#### What needs to be done
Pictures stay out of the copy; set down each line of the listing below exactly.

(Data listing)

==*==

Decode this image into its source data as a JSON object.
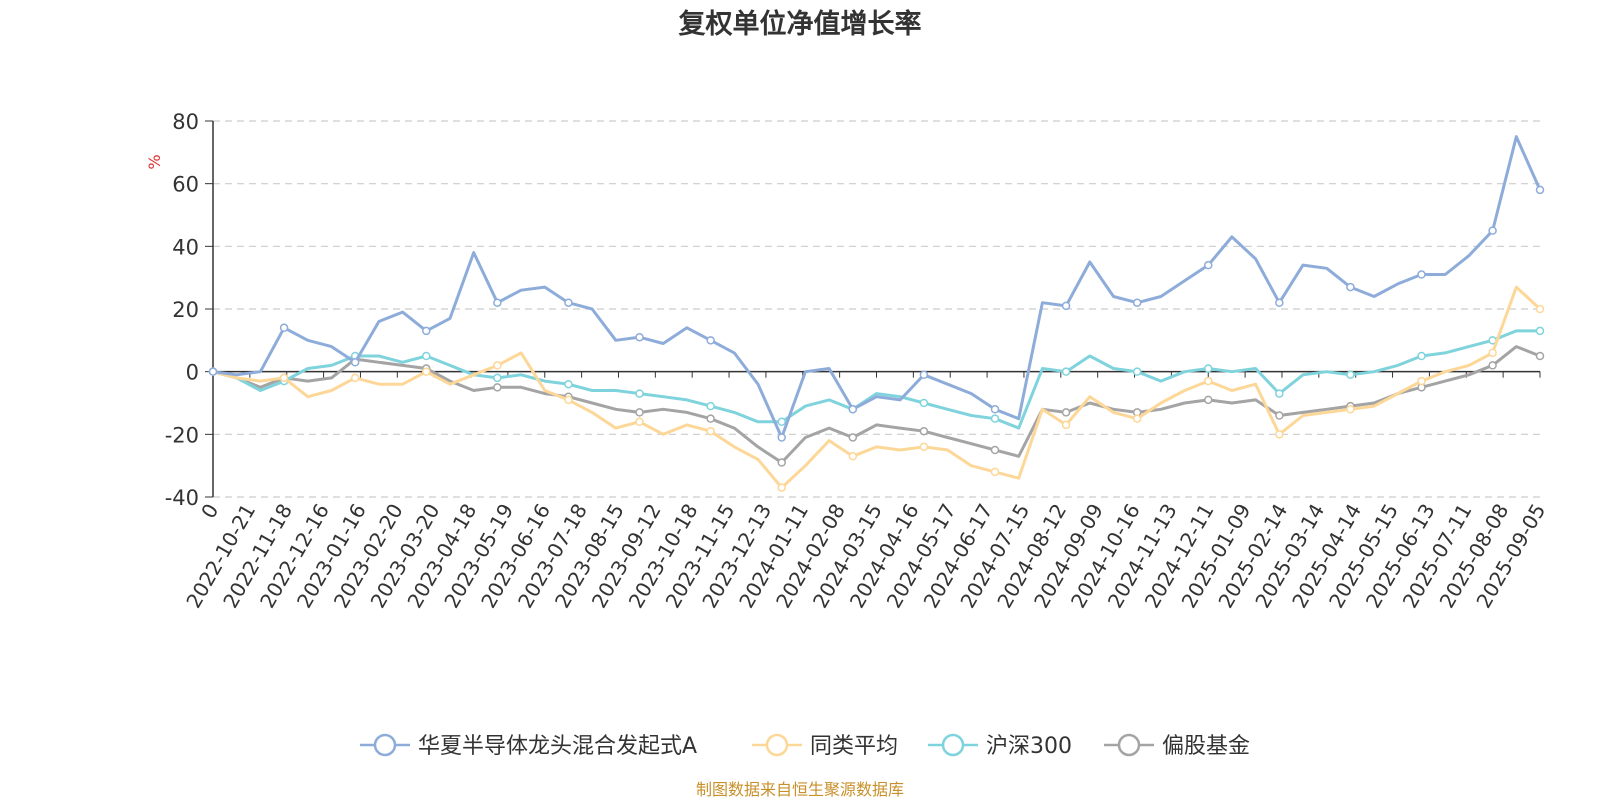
{
  "chart_data": {
    "type": "line",
    "title": "复权单位净值增长率",
    "ylabel": "%",
    "ylim": [
      -40,
      80
    ],
    "yticks": [
      -40,
      -20,
      0,
      20,
      40,
      60,
      80
    ],
    "grid": true,
    "legend_position": "bottom",
    "x_tick_labels": [
      "0",
      "2022-10-21",
      "2022-11-18",
      "2022-12-16",
      "2023-01-16",
      "2023-02-20",
      "2023-03-20",
      "2023-04-18",
      "2023-05-19",
      "2023-06-16",
      "2023-07-18",
      "2023-08-15",
      "2023-09-12",
      "2023-10-18",
      "2023-11-15",
      "2023-12-13",
      "2024-01-11",
      "2024-02-08",
      "2024-03-15",
      "2024-04-16",
      "2024-05-17",
      "2024-06-17",
      "2024-07-15",
      "2024-08-12",
      "2024-09-09",
      "2024-10-16",
      "2024-11-13",
      "2024-12-11",
      "2025-01-09",
      "2025-02-14",
      "2025-03-14",
      "2025-04-14",
      "2025-05-15",
      "2025-06-13",
      "2025-07-11",
      "2025-08-08",
      "2025-09-05"
    ],
    "series": [
      {
        "name": "华夏半导体龙头混合发起式A",
        "color": "#8eacda",
        "values": [
          0,
          -1,
          0,
          14,
          10,
          8,
          3,
          16,
          19,
          13,
          17,
          38,
          22,
          26,
          27,
          22,
          20,
          10,
          11,
          9,
          14,
          10,
          6,
          -4,
          -21,
          0,
          1,
          -12,
          -8,
          -9,
          -1,
          -4,
          -7,
          -12,
          -15,
          22,
          21,
          35,
          24,
          22,
          24,
          29,
          34,
          43,
          36,
          22,
          34,
          33,
          27,
          24,
          28,
          31,
          31,
          37,
          45,
          75,
          58
        ]
      },
      {
        "name": "同类平均",
        "color": "#fdd797",
        "values": [
          0,
          -2,
          -3,
          -2,
          -8,
          -6,
          -2,
          -4,
          -4,
          0,
          -4,
          -1,
          2,
          6,
          -6,
          -9,
          -13,
          -18,
          -16,
          -20,
          -17,
          -19,
          -24,
          -28,
          -37,
          -30,
          -22,
          -27,
          -24,
          -25,
          -24,
          -25,
          -30,
          -32,
          -34,
          -12,
          -17,
          -8,
          -13,
          -15,
          -10,
          -6,
          -3,
          -6,
          -4,
          -20,
          -14,
          -13,
          -12,
          -11,
          -7,
          -3,
          0,
          2,
          6,
          27,
          20
        ]
      },
      {
        "name": "沪深300",
        "color": "#7fd3dc",
        "values": [
          0,
          -2,
          -6,
          -3,
          1,
          2,
          5,
          5,
          3,
          5,
          2,
          -1,
          -2,
          -1,
          -3,
          -4,
          -6,
          -6,
          -7,
          -8,
          -9,
          -11,
          -13,
          -16,
          -16,
          -11,
          -9,
          -12,
          -7,
          -8,
          -10,
          -12,
          -14,
          -15,
          -18,
          1,
          0,
          5,
          1,
          0,
          -3,
          0,
          1,
          0,
          1,
          -7,
          -1,
          0,
          -1,
          0,
          2,
          5,
          6,
          8,
          10,
          13,
          13
        ]
      },
      {
        "name": "偏股基金",
        "color": "#a4a4a4",
        "values": [
          0,
          -2,
          -5,
          -2,
          -3,
          -2,
          4,
          3,
          2,
          1,
          -3,
          -6,
          -5,
          -5,
          -7,
          -8,
          -10,
          -12,
          -13,
          -12,
          -13,
          -15,
          -18,
          -24,
          -29,
          -21,
          -18,
          -21,
          -17,
          -18,
          -19,
          -21,
          -23,
          -25,
          -27,
          -12,
          -13,
          -10,
          -12,
          -13,
          -12,
          -10,
          -9,
          -10,
          -9,
          -14,
          -13,
          -12,
          -11,
          -10,
          -7,
          -5,
          -3,
          -1,
          2,
          8,
          5
        ]
      }
    ]
  },
  "source_text": "制图数据来自恒生聚源数据库"
}
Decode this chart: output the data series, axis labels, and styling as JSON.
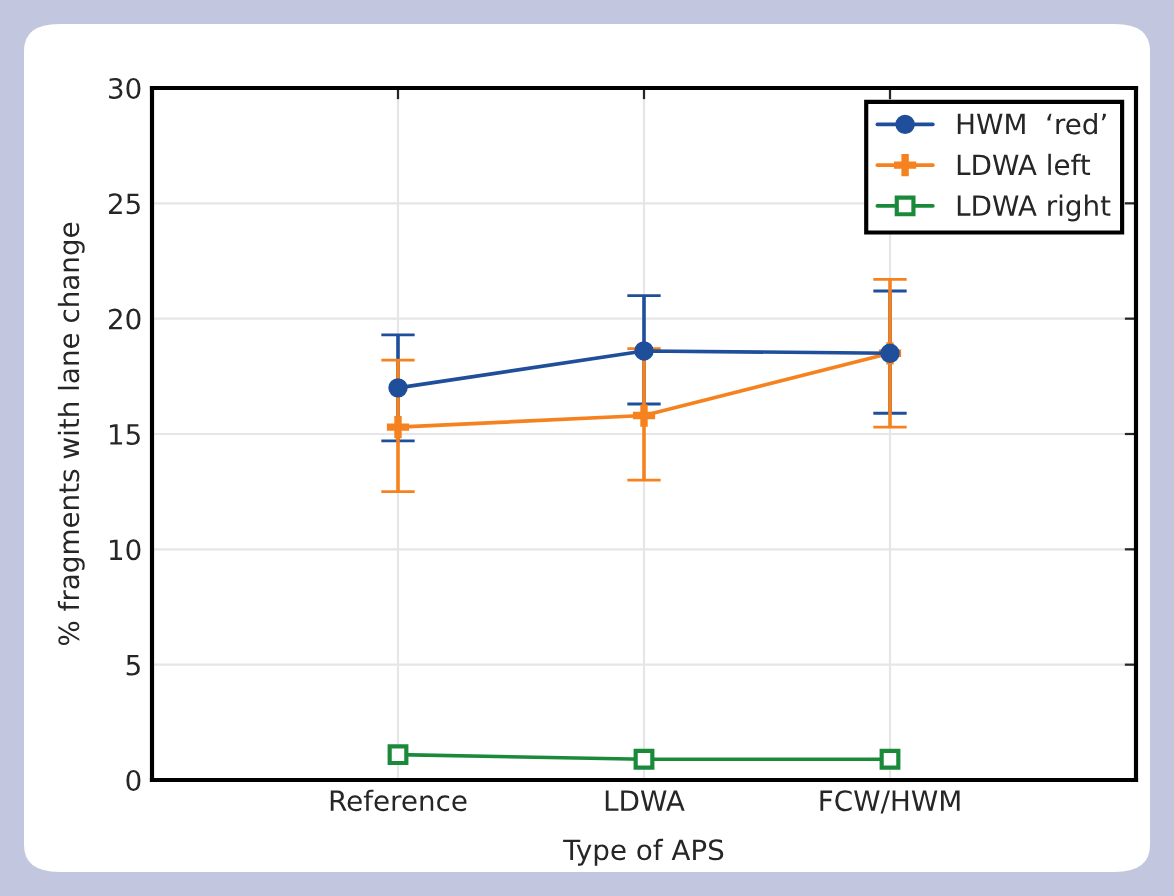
{
  "chart_data": {
    "type": "line",
    "xlabel": "Type of APS",
    "ylabel": "% fragments with lane change",
    "categories": [
      "Reference",
      "LDWA",
      "FCW/HWM"
    ],
    "ylim": [
      0,
      30
    ],
    "yticks": [
      0,
      5,
      10,
      15,
      20,
      25,
      30
    ],
    "grid": true,
    "legend": "top right",
    "series": [
      {
        "name": "HWM  ‘red’",
        "color": "#1f4e9a",
        "marker": "circle",
        "values": [
          17.0,
          18.6,
          18.5
        ],
        "errors": [
          [
            14.7,
            19.3
          ],
          [
            16.3,
            21.0
          ],
          [
            15.9,
            21.2
          ]
        ]
      },
      {
        "name": "LDWA left",
        "color": "#f5821f",
        "marker": "cross",
        "values": [
          15.3,
          15.8,
          18.5
        ],
        "errors": [
          [
            12.5,
            18.2
          ],
          [
            13.0,
            18.7
          ],
          [
            15.3,
            21.7
          ]
        ]
      },
      {
        "name": "LDWA right",
        "color": "#1a8a3a",
        "marker": "square",
        "values": [
          1.1,
          0.9,
          0.9
        ]
      }
    ]
  }
}
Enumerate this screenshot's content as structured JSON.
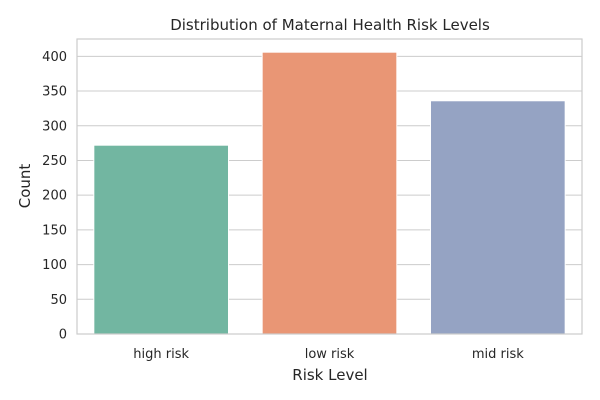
{
  "chart_data": {
    "type": "bar",
    "title": "Distribution of Maternal Health Risk Levels",
    "xlabel": "Risk Level",
    "ylabel": "Count",
    "categories": [
      "high risk",
      "low risk",
      "mid risk"
    ],
    "values": [
      272,
      406,
      336
    ],
    "colors": [
      "#72b6a1",
      "#e99675",
      "#95a3c3"
    ],
    "ylim": [
      0,
      425
    ],
    "yticks": [
      0,
      50,
      100,
      150,
      200,
      250,
      300,
      350,
      400
    ],
    "grid": true,
    "legend": "none"
  }
}
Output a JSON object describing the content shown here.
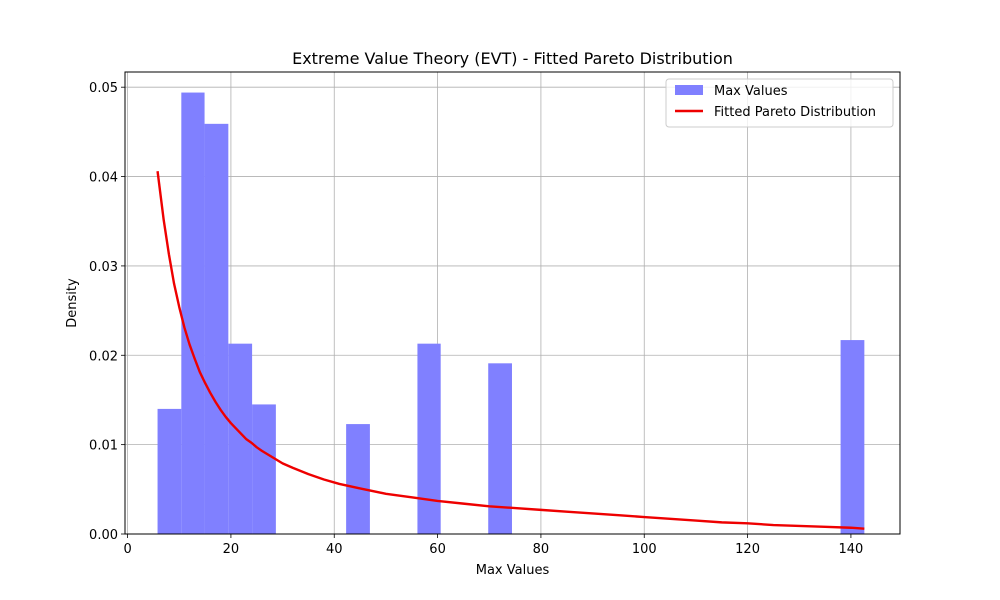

==*==

#### Task result
Decode this image into its source data as a JSON object.
{
  "chart_data": {
    "type": "line",
    "title": "复权单位净值增长率",
    "ylabel": "%",
    "ylim": [
      -40,
      80
    ],
    "yticks": [
      -40,
      -20,
      0,
      20,
      40,
      60,
      80
    ],
    "grid": true,
    "legend_position": "bottom",
    "x_tick_labels": [
      "0",
      "2022-10-21",
      "2022-11-18",
      "2022-12-16",
      "2023-01-16",
      "2023-02-20",
      "2023-03-20",
      "2023-04-18",
      "2023-05-19",
      "2023-06-16",
      "2023-07-18",
      "2023-08-15",
      "2023-09-12",
      "2023-10-18",
      "2023-11-15",
      "2023-12-13",
      "2024-01-11",
      "2024-02-08",
      "2024-03-15",
      "2024-04-16",
      "2024-05-17",
      "2024-06-17",
      "2024-07-15",
      "2024-08-12",
      "2024-09-09",
      "2024-10-16",
      "2024-11-13",
      "2024-12-11",
      "2025-01-09",
      "2025-02-14",
      "2025-03-14",
      "2025-04-14",
      "2025-05-15",
      "2025-06-13",
      "2025-07-11",
      "2025-08-08",
      "2025-09-05"
    ],
    "series": [
      {
        "name": "华夏半导体龙头混合发起式A",
        "color": "#8eacda",
        "values": [
          0,
          -1,
          0,
          14,
          10,
          8,
          3,
          16,
          19,
          13,
          17,
          38,
          22,
          26,
          27,
          22,
          20,
          10,
          11,
          9,
          14,
          10,
          6,
          -4,
          -21,
          0,
          1,
          -12,
          -8,
          -9,
          -1,
          -4,
          -7,
          -12,
          -15,
          22,
          21,
          35,
          24,
          22,
          24,
          29,
          34,
          43,
          36,
          22,
          34,
          33,
          27,
          24,
          28,
          31,
          31,
          37,
          45,
          75,
          58
        ]
      },
      {
        "name": "同类平均",
        "color": "#fdd797",
        "values": [
          0,
          -2,
          -3,
          -2,
          -8,
          -6,
          -2,
          -4,
          -4,
          0,
          -4,
          -1,
          2,
          6,
          -6,
          -9,
          -13,
          -18,
          -16,
          -20,
          -17,
          -19,
          -24,
          -28,
          -37,
          -30,
          -22,
          -27,
          -24,
          -25,
          -24,
          -25,
          -30,
          -32,
          -34,
          -12,
          -17,
          -8,
          -13,
          -15,
          -10,
          -6,
          -3,
          -6,
          -4,
          -20,
          -14,
          -13,
          -12,
          -11,
          -7,
          -3,
          0,
          2,
          6,
          27,
          20
        ]
      },
      {
        "name": "沪深300",
        "color": "#7fd3dc",
        "values": [
          0,
          -2,
          -6,
          -3,
          1,
          2,
          5,
          5,
          3,
          5,
          2,
          -1,
          -2,
          -1,
          -3,
          -4,
          -6,
          -6,
          -7,
          -8,
          -9,
          -11,
          -13,
          -16,
          -16,
          -11,
          -9,
          -12,
          -7,
          -8,
          -10,
          -12,
          -14,
          -15,
          -18,
          1,
          0,
          5,
          1,
          0,
          -3,
          0,
          1,
          0,
          1,
          -7,
          -1,
          0,
          -1,
          0,
          2,
          5,
          6,
          8,
          10,
          13,
          13
        ]
      },
      {
        "name": "偏股基金",
        "color": "#a4a4a4",
        "values": [
          0,
          -2,
          -5,
          -2,
          -3,
          -2,
          4,
          3,
          2,
          1,
          -3,
          -6,
          -5,
          -5,
          -7,
          -8,
          -10,
          -12,
          -13,
          -12,
          -13,
          -15,
          -18,
          -24,
          -29,
          -21,
          -18,
          -21,
          -17,
          -18,
          -19,
          -21,
          -23,
          -25,
          -27,
          -12,
          -13,
          -10,
          -12,
          -13,
          -12,
          -10,
          -9,
          -10,
          -9,
          -14,
          -13,
          -12,
          -11,
          -10,
          -7,
          -5,
          -3,
          -1,
          2,
          8,
          5
        ]
      }
    ]
  },
  "source_text": "制图数据来自恒生聚源数据库"
}
Decode this chart: output the data series, axis labels, and styling as JSON.
{
  "chart_data": {
    "type": "line",
    "xlabel": "Type of APS",
    "ylabel": "% fragments with lane change",
    "categories": [
      "Reference",
      "LDWA",
      "FCW/HWM"
    ],
    "ylim": [
      0,
      30
    ],
    "yticks": [
      0,
      5,
      10,
      15,
      20,
      25,
      30
    ],
    "grid": true,
    "legend": "top right",
    "series": [
      {
        "name": "HWM  ‘red’",
        "color": "#1f4e9a",
        "marker": "circle",
        "values": [
          17.0,
          18.6,
          18.5
        ],
        "errors": [
          [
            14.7,
            19.3
          ],
          [
            16.3,
            21.0
          ],
          [
            15.9,
            21.2
          ]
        ]
      },
      {
        "name": "LDWA left",
        "color": "#f5821f",
        "marker": "cross",
        "values": [
          15.3,
          15.8,
          18.5
        ],
        "errors": [
          [
            12.5,
            18.2
          ],
          [
            13.0,
            18.7
          ],
          [
            15.3,
            21.7
          ]
        ]
      },
      {
        "name": "LDWA right",
        "color": "#1a8a3a",
        "marker": "square",
        "values": [
          1.1,
          0.9,
          0.9
        ]
      }
    ]
  }
}
Enumerate this screenshot's content as structured JSON.
{
  "chart_data": {
    "type": "bar",
    "title": "Distribution of Maternal Health Risk Levels",
    "xlabel": "Risk Level",
    "ylabel": "Count",
    "categories": [
      "high risk",
      "low risk",
      "mid risk"
    ],
    "values": [
      272,
      406,
      336
    ],
    "colors": [
      "#72b6a1",
      "#e99675",
      "#95a3c3"
    ],
    "ylim": [
      0,
      425
    ],
    "yticks": [
      0,
      50,
      100,
      150,
      200,
      250,
      300,
      350,
      400
    ],
    "grid": true,
    "legend": "none"
  }
}
Output a JSON object describing the content shown here.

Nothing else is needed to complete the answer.